**PAGINA:**
□ □ □ □

McGregor Wayne è il nome di un sensazionale creatore di danza del ventunesimo secolo, un uomo che sa conciliare contesti radicalmente diversi, che crea coreografie per musical, opere e cinema e che è anche coreografo residente del Royal Ballet di Londra. È uno dei coreografi la cui arte di unire corpi in movimento e immagini digitali è tra la più accreditata. Ma per Entity spinge oltre la sua esplorazione: la pièce è il risultato di un lavoro di ricerca ambizioso, che ha unito danzatori e ricercatori in scienze cognitive (psicologia, neuroscienze, linguistica, robotica). Esplorando le connessioni del cervello con la danza, i ballerini hanno messo in scena un sistema per trovare nuove soluzioni coreografiche. Portata insolita, complessità tecnica, coordinazione inedita: la danza che ne deriva mette in discussione le abitudini degli spettatori.
Entity è chiaramente una tappa per il coreografo inglese: compendio della sua ricerca sul movimento, ma anche un modo per evidenziare i limiti di una connessione scientifica che vorrebbe superare.
Entity combina elementi già ben radicati nel lavoro di Wayne McGregor: costumi minimali, scene austere dal design pulito e video, qui su tre schermi di forma allungata, che delimitano lo spazio scenico. Il coreografo stesso parla di un lavoro saldamente radicato al presente, un presente che lo vede affascinato dalla tecnologia e da un interesse per la scienza quasi morboso, come indicano tutte le proiezioni, ora parate di numeri, ora di colonie di batteri. Lo spettacolo si apre e si conclude sullo sfondo della stessa immagine: la corsa di un levriero, infinitamente ripetitiva.

□ □ □ □

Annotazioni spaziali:
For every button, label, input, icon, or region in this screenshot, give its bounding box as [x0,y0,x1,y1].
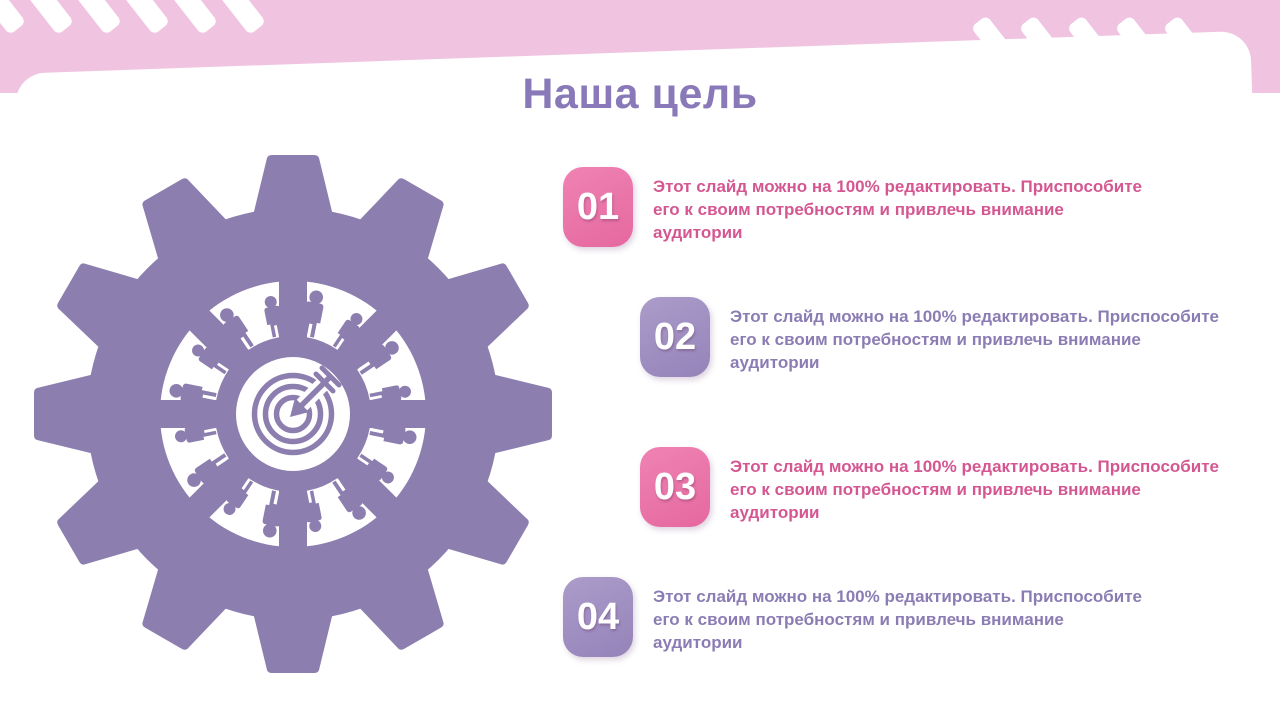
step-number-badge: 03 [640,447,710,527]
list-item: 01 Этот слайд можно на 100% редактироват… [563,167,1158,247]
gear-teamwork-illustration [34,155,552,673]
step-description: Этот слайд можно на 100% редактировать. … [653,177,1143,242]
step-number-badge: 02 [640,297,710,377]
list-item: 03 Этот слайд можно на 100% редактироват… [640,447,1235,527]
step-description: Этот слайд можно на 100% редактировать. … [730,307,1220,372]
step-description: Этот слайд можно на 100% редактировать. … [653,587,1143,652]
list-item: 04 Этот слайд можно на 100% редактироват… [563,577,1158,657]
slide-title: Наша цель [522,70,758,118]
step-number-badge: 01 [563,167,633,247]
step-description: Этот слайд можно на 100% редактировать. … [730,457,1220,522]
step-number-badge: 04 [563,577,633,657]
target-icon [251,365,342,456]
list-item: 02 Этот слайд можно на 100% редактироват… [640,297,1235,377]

□ □ □ □

**DESCRIZIONE DEL PROBLEMA:** Riporti il passo della pagina su Entity che inizia con "Entity combina elementi" e termina con "levriero, infinitamente ripetitiva.", modificandolo in modo che "levriero" diventi "cavallo". I record provengono da una fonte diversa.

**RISPOSTA ALL'ESERCIZIO:**
Entity combina elementi già ben radicati nel lavoro di Wayne McGregor: costumi minimali, scene austere dal design pulito e video, qui su tre schermi di forma allungata, che delimitano lo spazio scenico. Il coreografo stesso parla di un lavoro saldamente radicato al presente, un presente che lo vede affascinato dalla tecnologia e da un interesse per la scienza quasi morboso, come indicano tutte le proiezioni, ora parate di numeri, ora di colonie di batteri. Lo spettacolo si apre e si conclude sullo sfondo della stessa immagine: la corsa di un cavallo, infinitamente ripetitiva.